_SHORT EXERCISE:_ Give the data below again exactly as it stands. Omit the pictures.

_DATASET RECORDS:_
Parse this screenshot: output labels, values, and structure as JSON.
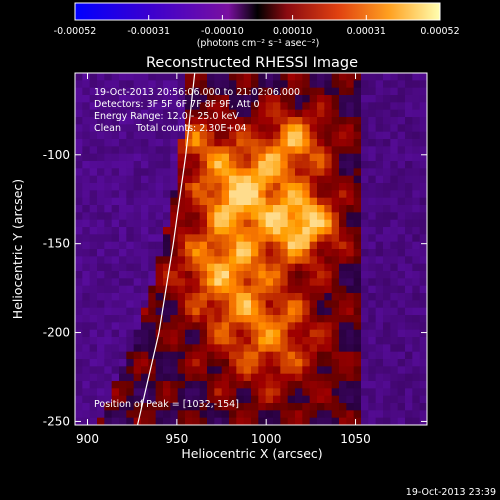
{
  "colorbar": {
    "tick_labels": [
      "-0.00052",
      "-0.00031",
      "-0.00010",
      "0.00010",
      "0.00031",
      "0.00052"
    ],
    "units_html": "(photons cm⁻² s⁻¹ asec⁻²)",
    "range": [
      -0.00052,
      0.00052
    ]
  },
  "title": "Reconstructed RHESSI Image",
  "info": {
    "time": "19-Oct-2013 20:56:06.000 to 21:02:06.000",
    "detectors": "Detectors: 3F 5F 6F 7F 8F 9F, Att 0",
    "energy": "Energy Range: 12.0 - 25.0 keV",
    "clean_total": "Clean     Total counts: 2.30E+04"
  },
  "peak_label": "Position of Peak = [1032,-154]",
  "axes": {
    "xlabel": "Heliocentric X (arcsec)",
    "ylabel": "Heliocentric Y (arcsec)",
    "xlim": [
      893,
      1090
    ],
    "ylim": [
      -252,
      -54
    ],
    "xticks": [
      {
        "label": "900",
        "value": 900
      },
      {
        "label": "950",
        "value": 950
      },
      {
        "label": "1000",
        "value": 1000
      },
      {
        "label": "1050",
        "value": 1050
      }
    ],
    "yticks": [
      {
        "label": "-100",
        "value": -100
      },
      {
        "label": "-150",
        "value": -150
      },
      {
        "label": "-200",
        "value": -200
      },
      {
        "label": "-250",
        "value": -250
      }
    ]
  },
  "limb_curve": [
    [
      960,
      -54
    ],
    [
      955,
      -100
    ],
    [
      948,
      -150
    ],
    [
      940,
      -200
    ],
    [
      928,
      -252
    ]
  ],
  "peak_position": [
    1032,
    -154
  ],
  "timestamp": "19-Oct-2013 23:39",
  "colors": {
    "background": "#000000",
    "foreground": "#ffffff"
  }
}
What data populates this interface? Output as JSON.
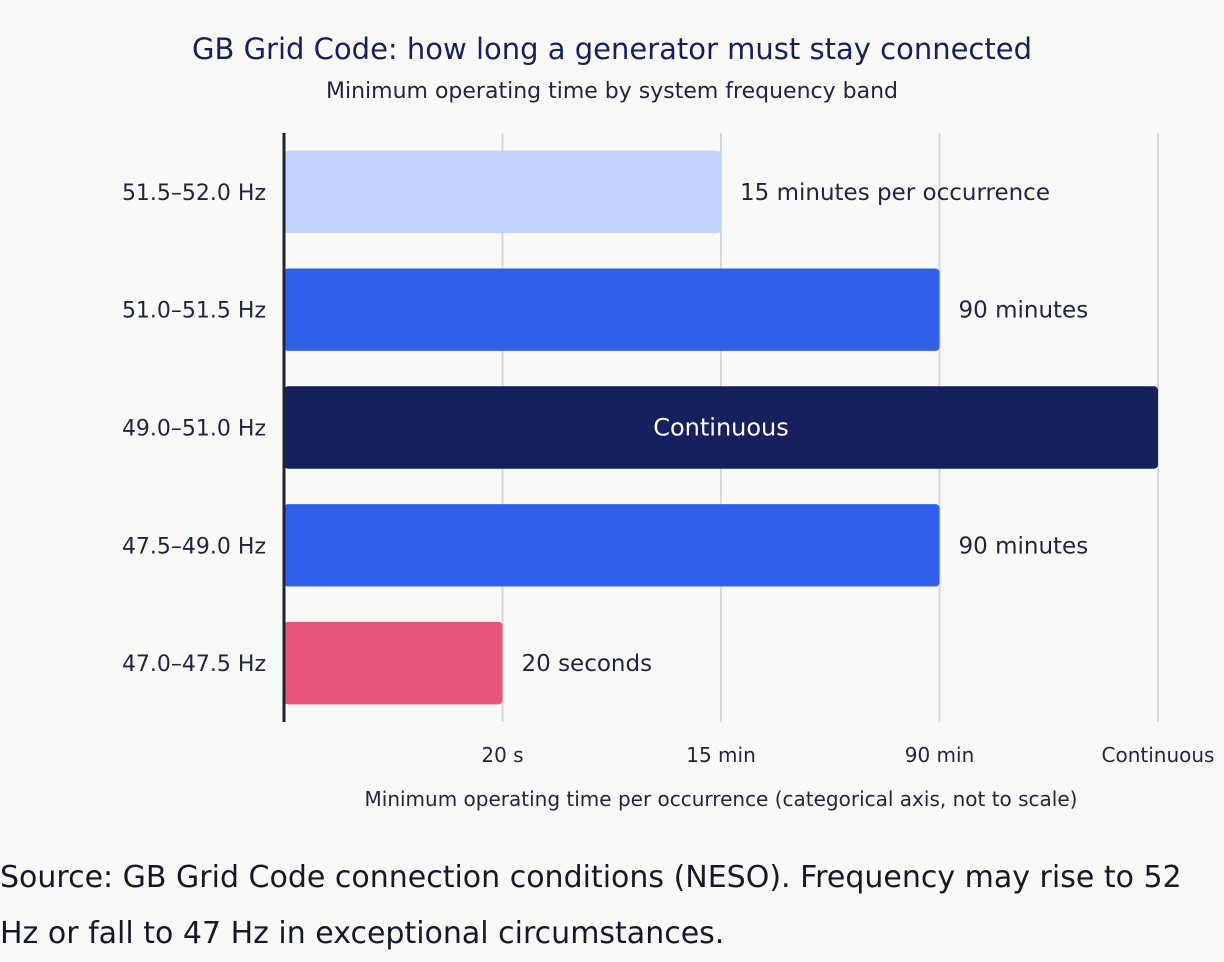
{
  "chart_data": {
    "type": "bar",
    "orientation": "horizontal",
    "title": "GB Grid Code: how long a generator must stay connected",
    "subtitle": "Minimum operating time by system frequency band",
    "xlabel": "Minimum operating time per occurrence (categorical axis, not to scale)",
    "ylabel": "",
    "x_ticks": [
      "20 s",
      "15 min",
      "90 min",
      "Continuous"
    ],
    "categories": [
      "51.5–52.0 Hz",
      "51.0–51.5 Hz",
      "49.0–51.0 Hz",
      "47.5–49.0 Hz",
      "47.0–47.5 Hz"
    ],
    "values": [
      2,
      3,
      4,
      3,
      1
    ],
    "labels": [
      "15 minutes per occurrence",
      "90 minutes",
      "Continuous",
      "90 minutes",
      "20 seconds"
    ],
    "colors": [
      "#c0d2fd",
      "#305fea",
      "#16205c",
      "#305fea",
      "#e9557a"
    ],
    "xlim": [
      0,
      4
    ],
    "grid": true,
    "legend": "none"
  },
  "source_note": "Source: GB Grid Code connection conditions (NESO). Frequency may rise to 52 Hz or fall to 47 Hz in exceptional circumstances."
}
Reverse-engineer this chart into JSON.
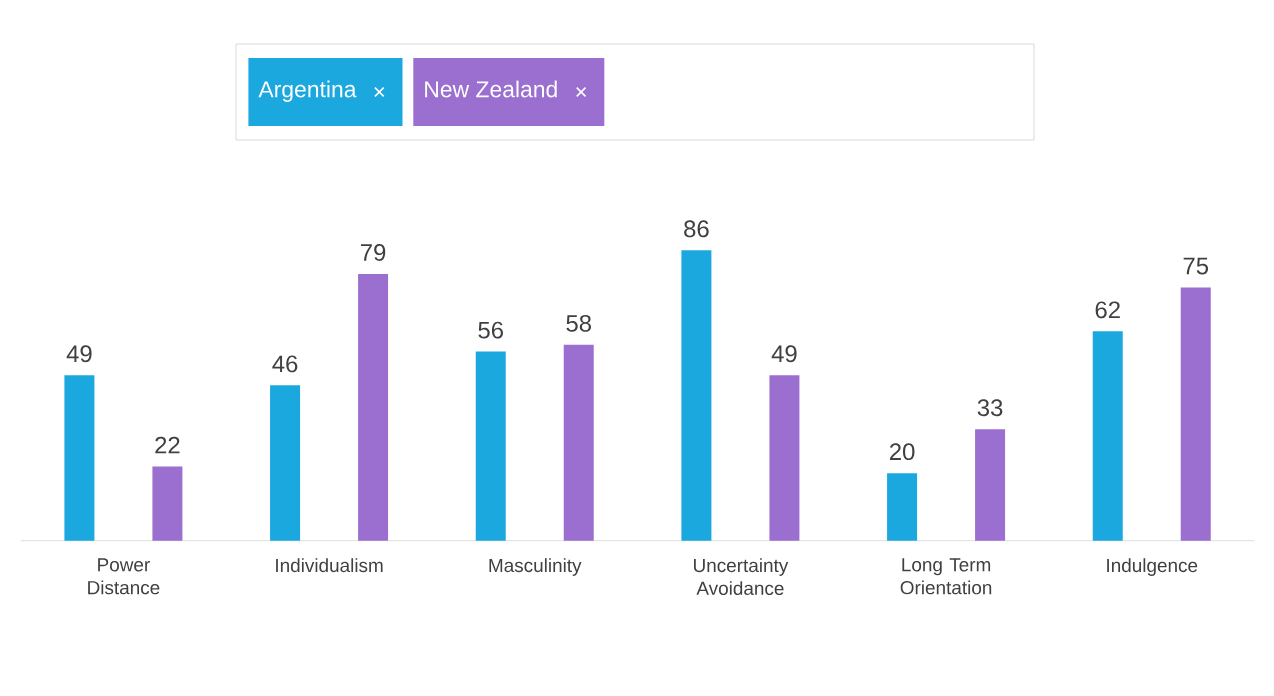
{
  "chart_data": {
    "type": "bar",
    "categories": [
      "Power Distance",
      "Individualism",
      "Masculinity",
      "Uncertainty Avoidance",
      "Long Term Orientation",
      "Indulgence"
    ],
    "series": [
      {
        "name": "Argentina",
        "color": "#1ba8df",
        "values": [
          49,
          46,
          56,
          86,
          20,
          62
        ]
      },
      {
        "name": "New Zealand",
        "color": "#9b6fcf",
        "values": [
          22,
          79,
          58,
          49,
          33,
          75
        ]
      }
    ],
    "data_labels": true,
    "legend": "top"
  }
}
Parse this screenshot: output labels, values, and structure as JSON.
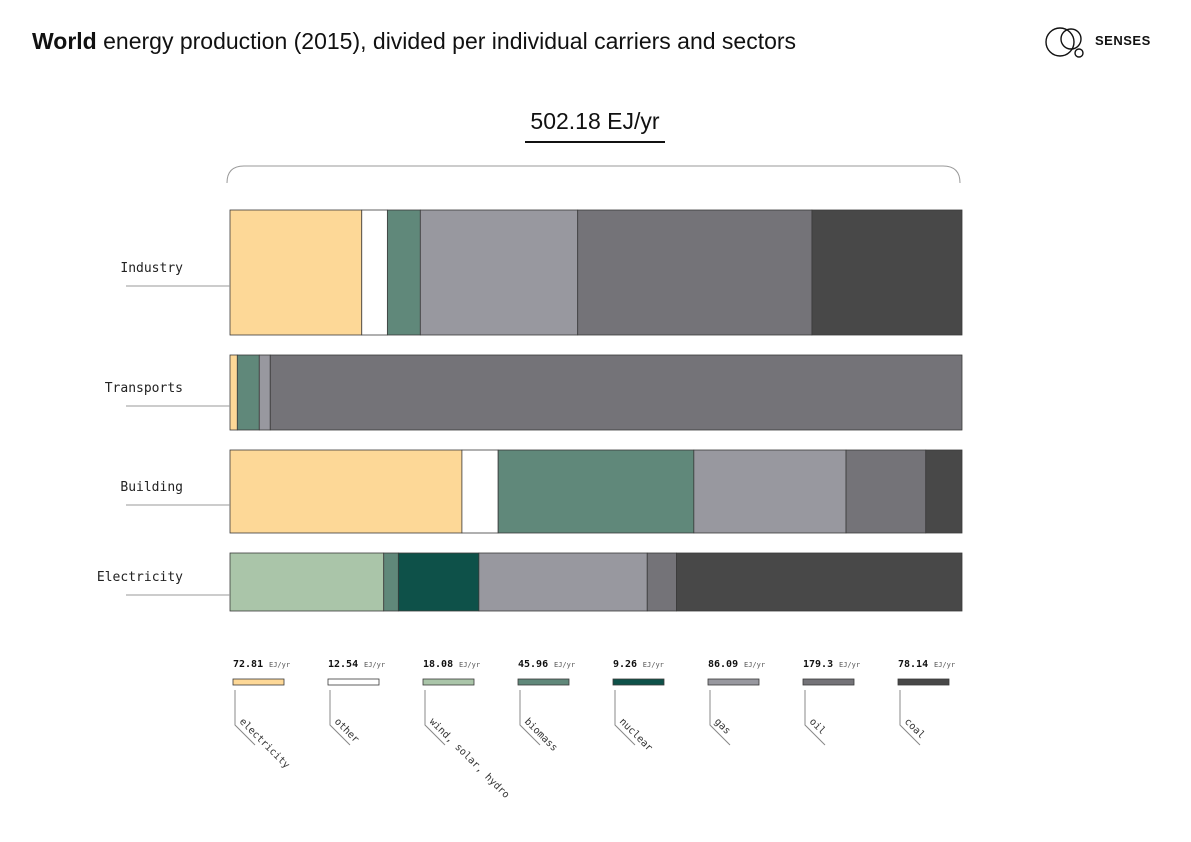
{
  "header": {
    "title_bold": "World",
    "title_rest": " energy production (2015), divided per individual carriers and sectors",
    "brand": "SENSES"
  },
  "total_label": "502.18 EJ/yr",
  "chart_data": {
    "type": "bar",
    "stacked": true,
    "orientation": "horizontal",
    "normalized": true,
    "total": "502.18 EJ/yr",
    "categories": [
      "Industry",
      "Transports",
      "Building",
      "Electricity"
    ],
    "series": [
      {
        "name": "electricity",
        "total": "72.81",
        "unit": "EJ/yr",
        "color": "#FDD897",
        "values": [
          0.18,
          0.01,
          0.32,
          0.0
        ]
      },
      {
        "name": "other",
        "total": "12.54",
        "unit": "EJ/yr",
        "color": "#FFFFFF",
        "values": [
          0.035,
          0.0,
          0.05,
          0.0
        ]
      },
      {
        "name": "wind, solar, hydro",
        "total": "18.08",
        "unit": "EJ/yr",
        "color": "#AAC5A9",
        "values": [
          0.0,
          0.0,
          0.0,
          0.21
        ]
      },
      {
        "name": "biomass",
        "total": "45.96",
        "unit": "EJ/yr",
        "color": "#60887A",
        "values": [
          0.045,
          0.03,
          0.27,
          0.02
        ]
      },
      {
        "name": "nuclear",
        "total": "9.26",
        "unit": "EJ/yr",
        "color": "#0E5149",
        "values": [
          0.0,
          0.0,
          0.0,
          0.11
        ]
      },
      {
        "name": "gas",
        "total": "86.09",
        "unit": "EJ/yr",
        "color": "#98989F",
        "values": [
          0.215,
          0.015,
          0.21,
          0.23
        ]
      },
      {
        "name": "oil",
        "total": "179.3",
        "unit": "EJ/yr",
        "color": "#747378",
        "values": [
          0.32,
          0.945,
          0.11,
          0.04
        ]
      },
      {
        "name": "coal",
        "total": "78.14",
        "unit": "EJ/yr",
        "color": "#484848",
        "values": [
          0.205,
          0.0,
          0.05,
          0.39
        ]
      }
    ]
  }
}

_CORRECT RESPONSE:_
Parse this screenshot: output labels, values, and structure as JSON.
{
  "colorbar": {
    "tick_labels": [
      "-0.00052",
      "-0.00031",
      "-0.00010",
      "0.00010",
      "0.00031",
      "0.00052"
    ],
    "units_html": "(photons cm⁻² s⁻¹ asec⁻²)",
    "range": [
      -0.00052,
      0.00052
    ]
  },
  "title": "Reconstructed RHESSI Image",
  "info": {
    "time": "19-Oct-2013 20:56:06.000 to 21:02:06.000",
    "detectors": "Detectors: 3F 5F 6F 7F 8F 9F, Att 0",
    "energy": "Energy Range: 12.0 - 25.0 keV",
    "clean_total": "Clean     Total counts: 2.30E+04"
  },
  "peak_label": "Position of Peak = [1032,-154]",
  "axes": {
    "xlabel": "Heliocentric X (arcsec)",
    "ylabel": "Heliocentric Y (arcsec)",
    "xlim": [
      893,
      1090
    ],
    "ylim": [
      -252,
      -54
    ],
    "xticks": [
      {
        "label": "900",
        "value": 900
      },
      {
        "label": "950",
        "value": 950
      },
      {
        "label": "1000",
        "value": 1000
      },
      {
        "label": "1050",
        "value": 1050
      }
    ],
    "yticks": [
      {
        "label": "-100",
        "value": -100
      },
      {
        "label": "-150",
        "value": -150
      },
      {
        "label": "-200",
        "value": -200
      },
      {
        "label": "-250",
        "value": -250
      }
    ]
  },
  "limb_curve": [
    [
      960,
      -54
    ],
    [
      955,
      -100
    ],
    [
      948,
      -150
    ],
    [
      940,
      -200
    ],
    [
      928,
      -252
    ]
  ],
  "peak_position": [
    1032,
    -154
  ],
  "timestamp": "19-Oct-2013 23:39",
  "colors": {
    "background": "#000000",
    "foreground": "#ffffff"
  }
}
What data populates this interface? Output as JSON.
{
  "chart_data": {
    "type": "bar",
    "orientation": "horizontal",
    "title": "GB Grid Code: how long a generator must stay connected",
    "subtitle": "Minimum operating time by system frequency band",
    "xlabel": "Minimum operating time per occurrence (categorical axis, not to scale)",
    "ylabel": "",
    "x_ticks": [
      "20 s",
      "15 min",
      "90 min",
      "Continuous"
    ],
    "categories": [
      "51.5–52.0 Hz",
      "51.0–51.5 Hz",
      "49.0–51.0 Hz",
      "47.5–49.0 Hz",
      "47.0–47.5 Hz"
    ],
    "values": [
      2,
      3,
      4,
      3,
      1
    ],
    "labels": [
      "15 minutes per occurrence",
      "90 minutes",
      "Continuous",
      "90 minutes",
      "20 seconds"
    ],
    "colors": [
      "#c0d2fd",
      "#305fea",
      "#16205c",
      "#305fea",
      "#e9557a"
    ],
    "xlim": [
      0,
      4
    ],
    "grid": true,
    "legend": "none"
  },
  "source_note": "Source: GB Grid Code connection conditions (NESO). Frequency may rise to 52 Hz or fall to 47 Hz in exceptional circumstances."
}
Reverse-engineer this chart into JSON.
{
  "chart_data": {
    "type": "bar",
    "categories": [
      "Power Distance",
      "Individualism",
      "Masculinity",
      "Uncertainty Avoidance",
      "Long Term Orientation",
      "Indulgence"
    ],
    "series": [
      {
        "name": "Argentina",
        "color": "#1ba8df",
        "values": [
          49,
          46,
          56,
          86,
          20,
          62
        ]
      },
      {
        "name": "New Zealand",
        "color": "#9b6fcf",
        "values": [
          22,
          79,
          58,
          49,
          33,
          75
        ]
      }
    ],
    "data_labels": true,
    "legend": "top"
  }
}
Parse this screenshot: output labels, values, and structure as JSON.
{
  "header": {
    "title_bold": "World",
    "title_rest": " energy production (2015), divided per individual carriers and sectors",
    "brand": "SENSES"
  },
  "total_label": "502.18 EJ/yr",
  "chart_data": {
    "type": "bar",
    "stacked": true,
    "orientation": "horizontal",
    "normalized": true,
    "total": "502.18 EJ/yr",
    "categories": [
      "Industry",
      "Transports",
      "Building",
      "Electricity"
    ],
    "series": [
      {
        "name": "electricity",
        "total": "72.81",
        "unit": "EJ/yr",
        "color": "#FDD897",
        "values": [
          0.18,
          0.01,
          0.32,
          0.0
        ]
      },
      {
        "name": "other",
        "total": "12.54",
        "unit": "EJ/yr",
        "color": "#FFFFFF",
        "values": [
          0.035,
          0.0,
          0.05,
          0.0
        ]
      },
      {
        "name": "wind, solar, hydro",
        "total": "18.08",
        "unit": "EJ/yr",
        "color": "#AAC5A9",
        "values": [
          0.0,
          0.0,
          0.0,
          0.21
        ]
      },
      {
        "name": "biomass",
        "total": "45.96",
        "unit": "EJ/yr",
        "color": "#60887A",
        "values": [
          0.045,
          0.03,
          0.27,
          0.02
        ]
      },
      {
        "name": "nuclear",
        "total": "9.26",
        "unit": "EJ/yr",
        "color": "#0E5149",
        "values": [
          0.0,
          0.0,
          0.0,
          0.11
        ]
      },
      {
        "name": "gas",
        "total": "86.09",
        "unit": "EJ/yr",
        "color": "#98989F",
        "values": [
          0.215,
          0.015,
          0.21,
          0.23
        ]
      },
      {
        "name": "oil",
        "total": "179.3",
        "unit": "EJ/yr",
        "color": "#747378",
        "values": [
          0.32,
          0.945,
          0.11,
          0.04
        ]
      },
      {
        "name": "coal",
        "total": "78.14",
        "unit": "EJ/yr",
        "color": "#484848",
        "values": [
          0.205,
          0.0,
          0.05,
          0.39
        ]
      }
    ]
  }
}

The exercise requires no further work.